*Problem to solve*
Reproduce the complete listing without any deviation.
## BEGIN Information supplied
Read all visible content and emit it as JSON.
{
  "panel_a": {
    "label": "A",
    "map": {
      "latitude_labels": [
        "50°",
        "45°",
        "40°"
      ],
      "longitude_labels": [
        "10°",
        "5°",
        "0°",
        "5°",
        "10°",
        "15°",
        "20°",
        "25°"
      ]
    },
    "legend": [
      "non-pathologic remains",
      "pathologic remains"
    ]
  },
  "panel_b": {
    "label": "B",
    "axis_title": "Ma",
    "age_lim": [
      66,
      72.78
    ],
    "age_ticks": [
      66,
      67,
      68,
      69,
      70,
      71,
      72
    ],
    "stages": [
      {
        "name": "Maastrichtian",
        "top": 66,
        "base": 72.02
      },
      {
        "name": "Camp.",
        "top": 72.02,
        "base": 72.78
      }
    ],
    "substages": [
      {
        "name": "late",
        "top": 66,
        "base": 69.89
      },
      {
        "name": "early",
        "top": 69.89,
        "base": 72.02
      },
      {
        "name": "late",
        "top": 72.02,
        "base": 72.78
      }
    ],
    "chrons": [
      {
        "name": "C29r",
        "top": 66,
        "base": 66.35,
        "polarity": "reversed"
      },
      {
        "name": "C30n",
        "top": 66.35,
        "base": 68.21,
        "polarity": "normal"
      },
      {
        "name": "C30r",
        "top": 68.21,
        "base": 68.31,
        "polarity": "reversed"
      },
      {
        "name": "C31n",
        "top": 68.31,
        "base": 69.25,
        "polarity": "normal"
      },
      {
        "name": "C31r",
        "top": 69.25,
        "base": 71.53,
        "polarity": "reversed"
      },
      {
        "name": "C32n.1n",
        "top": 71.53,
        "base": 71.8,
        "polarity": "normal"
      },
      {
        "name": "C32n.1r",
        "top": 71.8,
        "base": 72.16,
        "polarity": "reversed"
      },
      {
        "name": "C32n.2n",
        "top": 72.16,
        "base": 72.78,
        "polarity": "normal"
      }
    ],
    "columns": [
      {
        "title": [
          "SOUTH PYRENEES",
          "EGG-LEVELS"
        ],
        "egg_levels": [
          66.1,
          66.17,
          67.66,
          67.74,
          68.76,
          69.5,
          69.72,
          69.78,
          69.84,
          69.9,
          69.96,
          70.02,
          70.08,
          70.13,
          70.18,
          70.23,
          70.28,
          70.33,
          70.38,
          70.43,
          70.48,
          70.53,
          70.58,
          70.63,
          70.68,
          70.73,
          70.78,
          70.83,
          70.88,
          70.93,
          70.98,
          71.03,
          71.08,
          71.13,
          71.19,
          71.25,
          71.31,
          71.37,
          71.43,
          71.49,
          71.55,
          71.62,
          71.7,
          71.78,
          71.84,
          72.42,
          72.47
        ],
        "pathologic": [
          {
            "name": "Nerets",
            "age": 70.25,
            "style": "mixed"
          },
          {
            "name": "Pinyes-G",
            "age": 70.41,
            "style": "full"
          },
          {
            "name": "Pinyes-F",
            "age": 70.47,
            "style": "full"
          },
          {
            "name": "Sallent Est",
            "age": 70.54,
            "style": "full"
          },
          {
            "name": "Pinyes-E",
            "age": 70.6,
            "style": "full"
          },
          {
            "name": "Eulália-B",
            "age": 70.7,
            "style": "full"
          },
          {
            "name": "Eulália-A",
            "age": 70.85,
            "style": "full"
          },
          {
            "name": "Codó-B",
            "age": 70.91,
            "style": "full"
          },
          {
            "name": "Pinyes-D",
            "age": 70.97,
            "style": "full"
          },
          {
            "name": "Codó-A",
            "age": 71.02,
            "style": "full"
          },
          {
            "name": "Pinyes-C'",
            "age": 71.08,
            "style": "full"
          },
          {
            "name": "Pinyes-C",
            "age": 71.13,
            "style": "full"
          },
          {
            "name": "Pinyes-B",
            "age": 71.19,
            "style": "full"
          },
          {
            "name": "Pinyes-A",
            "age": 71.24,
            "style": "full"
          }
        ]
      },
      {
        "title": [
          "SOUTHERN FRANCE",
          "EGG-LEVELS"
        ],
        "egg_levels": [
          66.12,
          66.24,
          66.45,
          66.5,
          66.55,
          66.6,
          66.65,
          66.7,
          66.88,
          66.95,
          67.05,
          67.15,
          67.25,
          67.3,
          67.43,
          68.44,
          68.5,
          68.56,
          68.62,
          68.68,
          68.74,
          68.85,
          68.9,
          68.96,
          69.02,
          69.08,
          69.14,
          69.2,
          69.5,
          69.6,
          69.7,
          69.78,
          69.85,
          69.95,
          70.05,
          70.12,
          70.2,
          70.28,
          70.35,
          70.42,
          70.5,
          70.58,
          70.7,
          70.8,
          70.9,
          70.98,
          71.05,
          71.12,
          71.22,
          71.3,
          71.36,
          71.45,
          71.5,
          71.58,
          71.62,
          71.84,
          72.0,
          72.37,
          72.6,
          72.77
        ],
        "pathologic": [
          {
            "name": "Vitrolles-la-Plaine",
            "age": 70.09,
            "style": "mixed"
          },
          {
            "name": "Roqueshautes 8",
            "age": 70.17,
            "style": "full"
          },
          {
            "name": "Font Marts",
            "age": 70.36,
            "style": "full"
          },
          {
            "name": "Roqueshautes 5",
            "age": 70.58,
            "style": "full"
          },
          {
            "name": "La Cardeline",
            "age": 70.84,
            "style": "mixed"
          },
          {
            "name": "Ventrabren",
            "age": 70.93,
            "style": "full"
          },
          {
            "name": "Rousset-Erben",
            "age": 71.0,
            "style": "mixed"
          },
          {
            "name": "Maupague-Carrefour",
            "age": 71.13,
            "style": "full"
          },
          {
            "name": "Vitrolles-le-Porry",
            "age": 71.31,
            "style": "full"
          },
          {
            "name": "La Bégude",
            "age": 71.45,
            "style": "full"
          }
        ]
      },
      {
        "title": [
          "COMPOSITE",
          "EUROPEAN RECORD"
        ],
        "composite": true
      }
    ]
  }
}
## END Information supplied
*Exercise answer*
Read all visible content and emit it as JSON.
{
  "panel_a": {
    "label": "A",
    "map": {
      "latitude_labels": [
        "50°",
        "45°",
        "40°"
      ],
      "longitude_labels": [
        "10°",
        "5°",
        "0°",
        "5°",
        "10°",
        "15°",
        "20°",
        "25°"
      ]
    },
    "legend": [
      "non-pathologic remains",
      "pathologic remains"
    ]
  },
  "panel_b": {
    "label": "B",
    "axis_title": "Ma",
    "age_lim": [
      66,
      72.78
    ],
    "age_ticks": [
      66,
      67,
      68,
      69,
      70,
      71,
      72
    ],
    "stages": [
      {
        "name": "Maastrichtian",
        "top": 66,
        "base": 72.02
      },
      {
        "name": "Camp.",
        "top": 72.02,
        "base": 72.78
      }
    ],
    "substages": [
      {
        "name": "late",
        "top": 66,
        "base": 69.89
      },
      {
        "name": "early",
        "top": 69.89,
        "base": 72.02
      },
      {
        "name": "late",
        "top": 72.02,
        "base": 72.78
      }
    ],
    "chrons": [
      {
        "name": "C29r",
        "top": 66,
        "base": 66.35,
        "polarity": "reversed"
      },
      {
        "name": "C30n",
        "top": 66.35,
        "base": 68.21,
        "polarity": "normal"
      },
      {
        "name": "C30r",
        "top": 68.21,
        "base": 68.31,
        "polarity": "reversed"
      },
      {
        "name": "C31n",
        "top": 68.31,
        "base": 69.25,
        "polarity": "normal"
      },
      {
        "name": "C31r",
        "top": 69.25,
        "base": 71.53,
        "polarity": "reversed"
      },
      {
        "name": "C32n.1n",
        "top": 71.53,
        "base": 71.8,
        "polarity": "normal"
      },
      {
        "name": "C32n.1r",
        "top": 71.8,
        "base": 72.16,
        "polarity": "reversed"
      },
      {
        "name": "C32n.2n",
        "top": 72.16,
        "base": 72.78,
        "polarity": "normal"
      }
    ],
    "columns": [
      {
        "title": [
          "SOUTH PYRENEES",
          "EGG-LEVELS"
        ],
        "egg_levels": [
          66.1,
          66.17,
          67.66,
          67.74,
          68.76,
          69.5,
          69.72,
          69.78,
          69.84,
          69.9,
          69.96,
          70.02,
          70.08,
          70.13,
          70.18,
          70.23,
          70.28,
          70.33,
          70.38,
          70.43,
          70.48,
          70.53,
          70.58,
          70.63,
          70.68,
          70.73,
          70.78,
          70.83,
          70.88,
          70.93,
          70.98,
          71.03,
          71.08,
          71.13,
          71.19,
          71.25,
          71.31,
          71.37,
          71.43,
          71.49,
          71.55,
          71.62,
          71.7,
          71.78,
          71.84,
          72.42,
          72.47
        ],
        "pathologic": [
          {
            "name": "Nerets",
            "age": 70.25,
            "style": "mixed"
          },
          {
            "name": "Pinyes-G",
            "age": 70.41,
            "style": "full"
          },
          {
            "name": "Pinyes-F",
            "age": 70.47,
            "style": "full"
          },
          {
            "name": "Sallent Est",
            "age": 70.54,
            "style": "full"
          },
          {
            "name": "Pinyes-E",
            "age": 70.6,
            "style": "full"
          },
          {
            "name": "Eulália-B",
            "age": 70.7,
            "style": "full"
          },
          {
            "name": "Eulália-A",
            "age": 70.85,
            "style": "full"
          },
          {
            "name": "Codó-B",
            "age": 70.91,
            "style": "full"
          },
          {
            "name": "Pinyes-D",
            "age": 70.97,
            "style": "full"
          },
          {
            "name": "Codó-A",
            "age": 71.02,
            "style": "full"
          },
          {
            "name": "Pinyes-C'",
            "age": 71.08,
            "style": "full"
          },
          {
            "name": "Pinyes-C",
            "age": 71.13,
            "style": "full"
          },
          {
            "name": "Pinyes-B",
            "age": 71.19,
            "style": "full"
          },
          {
            "name": "Pinyes-A",
            "age": 71.24,
            "style": "full"
          }
        ]
      },
      {
        "title": [
          "SOUTHERN FRANCE",
          "EGG-LEVELS"
        ],
        "egg_levels": [
          66.12,
          66.24,
          66.45,
          66.5,
          66.55,
          66.6,
          66.65,
          66.7,
          66.88,
          66.95,
          67.05,
          67.15,
          67.25,
          67.3,
          67.43,
          68.44,
          68.5,
          68.56,
          68.62,
          68.68,
          68.74,
          68.85,
          68.9,
          68.96,
          69.02,
          69.08,
          69.14,
          69.2,
          69.5,
          69.6,
          69.7,
          69.78,
          69.85,
          69.95,
          70.05,
          70.12,
          70.2,
          70.28,
          70.35,
          70.42,
          70.5,
          70.58,
          70.7,
          70.8,
          70.9,
          70.98,
          71.05,
          71.12,
          71.22,
          71.3,
          71.36,
          71.45,
          71.5,
          71.58,
          71.62,
          71.84,
          72.0,
          72.37,
          72.6,
          72.77
        ],
        "pathologic": [
          {
            "name": "Vitrolles-la-Plaine",
            "age": 70.09,
            "style": "mixed"
          },
          {
            "name": "Roqueshautes 8",
            "age": 70.17,
            "style": "full"
          },
          {
            "name": "Font Marts",
            "age": 70.36,
            "style": "full"
          },
          {
            "name": "Roqueshautes 5",
            "age": 70.58,
            "style": "full"
          },
          {
            "name": "La Cardeline",
            "age": 70.84,
            "style": "mixed"
          },
          {
            "name": "Ventrabren",
            "age": 70.93,
            "style": "full"
          },
          {
            "name": "Rousset-Erben",
            "age": 71.0,
            "style": "mixed"
          },
          {
            "name": "Maupague-Carrefour",
            "age": 71.13,
            "style": "full"
          },
          {
            "name": "Vitrolles-le-Porry",
            "age": 71.31,
            "style": "full"
          },
          {
            "name": "La Bégude",
            "age": 71.45,
            "style": "full"
          }
        ]
      },
      {
        "title": [
          "COMPOSITE",
          "EUROPEAN RECORD"
        ],
        "composite": true
      }
    ]
  }
}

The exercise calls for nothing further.